[Chart and figure data]
************
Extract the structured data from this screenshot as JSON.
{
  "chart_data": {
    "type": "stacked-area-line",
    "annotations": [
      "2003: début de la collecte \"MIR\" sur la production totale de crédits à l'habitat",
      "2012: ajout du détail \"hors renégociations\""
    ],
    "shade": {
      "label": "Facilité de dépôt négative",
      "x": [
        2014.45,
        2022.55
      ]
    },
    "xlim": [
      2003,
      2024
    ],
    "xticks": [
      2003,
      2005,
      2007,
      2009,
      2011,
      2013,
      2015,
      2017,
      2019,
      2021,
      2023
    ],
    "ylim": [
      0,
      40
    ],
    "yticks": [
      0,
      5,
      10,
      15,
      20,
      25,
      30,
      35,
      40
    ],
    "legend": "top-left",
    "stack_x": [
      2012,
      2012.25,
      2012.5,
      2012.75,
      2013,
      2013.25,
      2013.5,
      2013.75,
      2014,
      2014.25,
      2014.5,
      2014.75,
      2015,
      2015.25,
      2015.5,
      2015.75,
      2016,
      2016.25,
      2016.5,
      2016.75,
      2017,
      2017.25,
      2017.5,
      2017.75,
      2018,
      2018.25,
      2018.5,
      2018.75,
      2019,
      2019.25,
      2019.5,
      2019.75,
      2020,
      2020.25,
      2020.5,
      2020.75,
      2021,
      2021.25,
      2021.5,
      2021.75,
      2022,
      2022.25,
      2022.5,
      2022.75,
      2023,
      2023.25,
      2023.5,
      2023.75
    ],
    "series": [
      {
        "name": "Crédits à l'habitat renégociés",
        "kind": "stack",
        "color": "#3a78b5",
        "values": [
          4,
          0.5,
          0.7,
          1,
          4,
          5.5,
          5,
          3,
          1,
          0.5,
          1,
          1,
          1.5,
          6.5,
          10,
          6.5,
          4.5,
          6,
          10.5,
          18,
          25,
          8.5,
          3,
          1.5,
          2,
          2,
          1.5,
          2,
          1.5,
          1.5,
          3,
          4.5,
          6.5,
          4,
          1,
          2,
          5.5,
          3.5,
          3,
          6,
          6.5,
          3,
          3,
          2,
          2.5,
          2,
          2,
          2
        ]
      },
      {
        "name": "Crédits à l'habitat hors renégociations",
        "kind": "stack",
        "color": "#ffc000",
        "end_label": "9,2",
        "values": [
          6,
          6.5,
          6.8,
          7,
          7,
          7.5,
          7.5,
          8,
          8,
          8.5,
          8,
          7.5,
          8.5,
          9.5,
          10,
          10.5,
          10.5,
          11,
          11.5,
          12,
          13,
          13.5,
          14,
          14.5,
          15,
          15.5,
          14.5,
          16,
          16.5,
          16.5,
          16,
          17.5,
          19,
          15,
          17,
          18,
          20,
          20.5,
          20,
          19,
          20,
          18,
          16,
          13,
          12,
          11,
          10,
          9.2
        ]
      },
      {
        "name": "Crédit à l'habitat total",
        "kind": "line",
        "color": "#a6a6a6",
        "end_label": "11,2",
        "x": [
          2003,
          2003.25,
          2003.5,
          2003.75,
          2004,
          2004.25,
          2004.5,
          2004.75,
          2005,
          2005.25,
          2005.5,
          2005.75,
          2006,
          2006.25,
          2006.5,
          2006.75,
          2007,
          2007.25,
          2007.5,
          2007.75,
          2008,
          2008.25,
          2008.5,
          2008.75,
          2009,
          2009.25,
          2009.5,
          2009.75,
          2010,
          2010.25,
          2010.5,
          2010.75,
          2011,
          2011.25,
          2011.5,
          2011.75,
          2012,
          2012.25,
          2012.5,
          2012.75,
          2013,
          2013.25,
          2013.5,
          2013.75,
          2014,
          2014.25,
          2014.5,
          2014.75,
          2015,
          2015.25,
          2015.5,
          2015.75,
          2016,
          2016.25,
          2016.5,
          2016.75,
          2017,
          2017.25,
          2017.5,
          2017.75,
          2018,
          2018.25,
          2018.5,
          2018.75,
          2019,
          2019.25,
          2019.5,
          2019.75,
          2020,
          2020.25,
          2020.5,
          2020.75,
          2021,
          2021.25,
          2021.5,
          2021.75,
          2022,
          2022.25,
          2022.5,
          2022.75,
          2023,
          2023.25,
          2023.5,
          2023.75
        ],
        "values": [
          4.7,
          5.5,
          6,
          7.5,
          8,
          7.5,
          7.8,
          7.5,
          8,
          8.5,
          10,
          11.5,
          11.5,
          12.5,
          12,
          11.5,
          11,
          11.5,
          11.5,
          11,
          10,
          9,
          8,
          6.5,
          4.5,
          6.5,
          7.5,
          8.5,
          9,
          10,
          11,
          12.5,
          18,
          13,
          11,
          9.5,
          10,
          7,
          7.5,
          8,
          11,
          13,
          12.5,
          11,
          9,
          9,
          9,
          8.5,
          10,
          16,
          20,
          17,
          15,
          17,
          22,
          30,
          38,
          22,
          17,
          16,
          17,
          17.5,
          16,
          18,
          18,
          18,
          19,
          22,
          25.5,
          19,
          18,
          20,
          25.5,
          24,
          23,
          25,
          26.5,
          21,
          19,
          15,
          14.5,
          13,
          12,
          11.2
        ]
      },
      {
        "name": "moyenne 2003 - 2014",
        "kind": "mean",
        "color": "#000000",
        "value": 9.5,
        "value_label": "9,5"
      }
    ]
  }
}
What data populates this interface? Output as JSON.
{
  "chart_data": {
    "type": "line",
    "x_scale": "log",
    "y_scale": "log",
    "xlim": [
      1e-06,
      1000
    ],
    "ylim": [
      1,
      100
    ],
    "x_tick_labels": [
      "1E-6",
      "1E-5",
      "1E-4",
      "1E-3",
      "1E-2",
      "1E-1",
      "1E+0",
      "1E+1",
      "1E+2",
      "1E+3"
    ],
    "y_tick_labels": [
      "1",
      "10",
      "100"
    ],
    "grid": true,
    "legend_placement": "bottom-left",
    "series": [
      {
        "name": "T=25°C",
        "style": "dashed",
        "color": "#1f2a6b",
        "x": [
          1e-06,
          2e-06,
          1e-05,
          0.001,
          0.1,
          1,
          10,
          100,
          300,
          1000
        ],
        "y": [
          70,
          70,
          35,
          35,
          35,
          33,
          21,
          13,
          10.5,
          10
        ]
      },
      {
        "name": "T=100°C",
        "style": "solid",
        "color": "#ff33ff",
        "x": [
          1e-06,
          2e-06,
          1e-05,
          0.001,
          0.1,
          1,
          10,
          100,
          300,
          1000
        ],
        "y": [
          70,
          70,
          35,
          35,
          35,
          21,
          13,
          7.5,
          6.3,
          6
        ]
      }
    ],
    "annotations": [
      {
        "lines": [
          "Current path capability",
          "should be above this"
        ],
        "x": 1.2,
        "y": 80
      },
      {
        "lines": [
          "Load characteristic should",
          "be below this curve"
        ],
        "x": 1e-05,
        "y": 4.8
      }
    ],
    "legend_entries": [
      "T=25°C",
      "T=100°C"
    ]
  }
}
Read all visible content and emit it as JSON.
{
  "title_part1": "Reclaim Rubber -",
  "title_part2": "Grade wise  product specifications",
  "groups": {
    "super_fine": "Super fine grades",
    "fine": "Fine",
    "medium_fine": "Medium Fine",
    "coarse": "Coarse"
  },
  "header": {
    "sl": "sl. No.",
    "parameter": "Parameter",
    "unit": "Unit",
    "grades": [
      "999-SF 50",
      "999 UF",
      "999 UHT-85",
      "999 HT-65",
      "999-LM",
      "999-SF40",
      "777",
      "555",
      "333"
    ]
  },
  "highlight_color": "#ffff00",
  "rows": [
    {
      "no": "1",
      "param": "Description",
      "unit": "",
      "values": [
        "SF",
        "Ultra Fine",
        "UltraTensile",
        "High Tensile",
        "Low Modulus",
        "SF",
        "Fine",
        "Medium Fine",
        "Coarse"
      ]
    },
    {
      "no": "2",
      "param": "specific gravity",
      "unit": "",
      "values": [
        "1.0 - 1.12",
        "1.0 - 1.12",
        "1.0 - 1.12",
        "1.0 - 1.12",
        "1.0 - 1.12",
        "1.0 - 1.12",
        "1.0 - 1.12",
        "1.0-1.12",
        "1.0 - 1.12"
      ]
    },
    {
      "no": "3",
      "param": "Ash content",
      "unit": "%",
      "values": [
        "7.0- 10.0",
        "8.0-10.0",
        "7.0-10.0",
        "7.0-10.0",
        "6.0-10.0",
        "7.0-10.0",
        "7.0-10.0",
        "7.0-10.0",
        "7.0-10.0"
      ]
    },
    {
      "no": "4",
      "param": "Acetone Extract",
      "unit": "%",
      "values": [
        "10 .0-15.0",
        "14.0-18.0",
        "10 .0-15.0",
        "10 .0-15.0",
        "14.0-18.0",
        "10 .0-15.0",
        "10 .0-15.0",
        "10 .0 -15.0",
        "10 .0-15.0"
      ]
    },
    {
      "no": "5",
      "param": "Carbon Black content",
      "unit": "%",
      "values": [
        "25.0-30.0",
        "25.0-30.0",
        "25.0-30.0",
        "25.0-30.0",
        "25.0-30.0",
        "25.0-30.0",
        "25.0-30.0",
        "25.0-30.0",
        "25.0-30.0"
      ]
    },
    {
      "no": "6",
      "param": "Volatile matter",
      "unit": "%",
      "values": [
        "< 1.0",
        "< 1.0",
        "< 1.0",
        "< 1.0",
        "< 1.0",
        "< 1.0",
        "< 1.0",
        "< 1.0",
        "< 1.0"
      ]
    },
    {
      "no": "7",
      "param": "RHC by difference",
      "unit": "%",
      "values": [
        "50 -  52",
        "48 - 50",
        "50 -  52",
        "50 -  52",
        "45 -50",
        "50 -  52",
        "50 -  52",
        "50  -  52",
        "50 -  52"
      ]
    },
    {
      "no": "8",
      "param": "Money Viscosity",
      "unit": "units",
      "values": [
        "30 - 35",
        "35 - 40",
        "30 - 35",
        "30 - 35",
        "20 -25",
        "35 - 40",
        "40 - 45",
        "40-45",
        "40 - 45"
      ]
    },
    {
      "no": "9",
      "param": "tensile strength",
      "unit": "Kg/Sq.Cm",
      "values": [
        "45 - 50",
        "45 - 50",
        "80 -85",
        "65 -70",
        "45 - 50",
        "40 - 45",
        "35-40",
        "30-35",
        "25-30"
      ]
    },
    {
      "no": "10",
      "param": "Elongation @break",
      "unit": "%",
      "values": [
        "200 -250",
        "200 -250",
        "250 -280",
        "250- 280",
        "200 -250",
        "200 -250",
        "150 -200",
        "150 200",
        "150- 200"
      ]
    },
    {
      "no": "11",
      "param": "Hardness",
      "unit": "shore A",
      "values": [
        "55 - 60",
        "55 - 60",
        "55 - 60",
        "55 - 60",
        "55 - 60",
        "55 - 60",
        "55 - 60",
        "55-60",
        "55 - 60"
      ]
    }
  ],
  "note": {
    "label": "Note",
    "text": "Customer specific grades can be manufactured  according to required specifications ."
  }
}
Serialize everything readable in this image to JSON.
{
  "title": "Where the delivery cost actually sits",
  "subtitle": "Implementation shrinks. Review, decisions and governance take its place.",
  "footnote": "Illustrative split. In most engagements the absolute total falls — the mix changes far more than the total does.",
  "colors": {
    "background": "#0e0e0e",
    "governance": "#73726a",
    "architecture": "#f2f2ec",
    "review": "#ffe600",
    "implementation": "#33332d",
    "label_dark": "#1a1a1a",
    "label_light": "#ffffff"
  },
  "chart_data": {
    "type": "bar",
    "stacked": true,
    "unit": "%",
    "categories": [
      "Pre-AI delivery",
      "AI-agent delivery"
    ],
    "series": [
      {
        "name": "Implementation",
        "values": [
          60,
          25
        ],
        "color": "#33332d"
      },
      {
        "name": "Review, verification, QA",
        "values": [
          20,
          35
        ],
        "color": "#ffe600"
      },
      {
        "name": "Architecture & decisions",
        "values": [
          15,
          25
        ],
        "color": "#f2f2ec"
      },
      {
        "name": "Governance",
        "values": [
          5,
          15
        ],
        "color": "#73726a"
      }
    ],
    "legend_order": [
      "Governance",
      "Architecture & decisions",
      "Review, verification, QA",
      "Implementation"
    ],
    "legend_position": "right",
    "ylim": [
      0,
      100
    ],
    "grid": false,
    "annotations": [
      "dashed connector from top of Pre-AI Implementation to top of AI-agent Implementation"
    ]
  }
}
************
**REQUIRED TASK:**
Which lines hold the word "habitat"? Return all of them from the records above.

**RESPONSE:**
      "2003: début de la collecte \"MIR\" sur la production totale de crédits à l'habitat",
        "name": "Crédits à l'habitat renégociés",
        "name": "Crédits à l'habitat hors renégociations",
        "name": "Crédit à l'habitat total",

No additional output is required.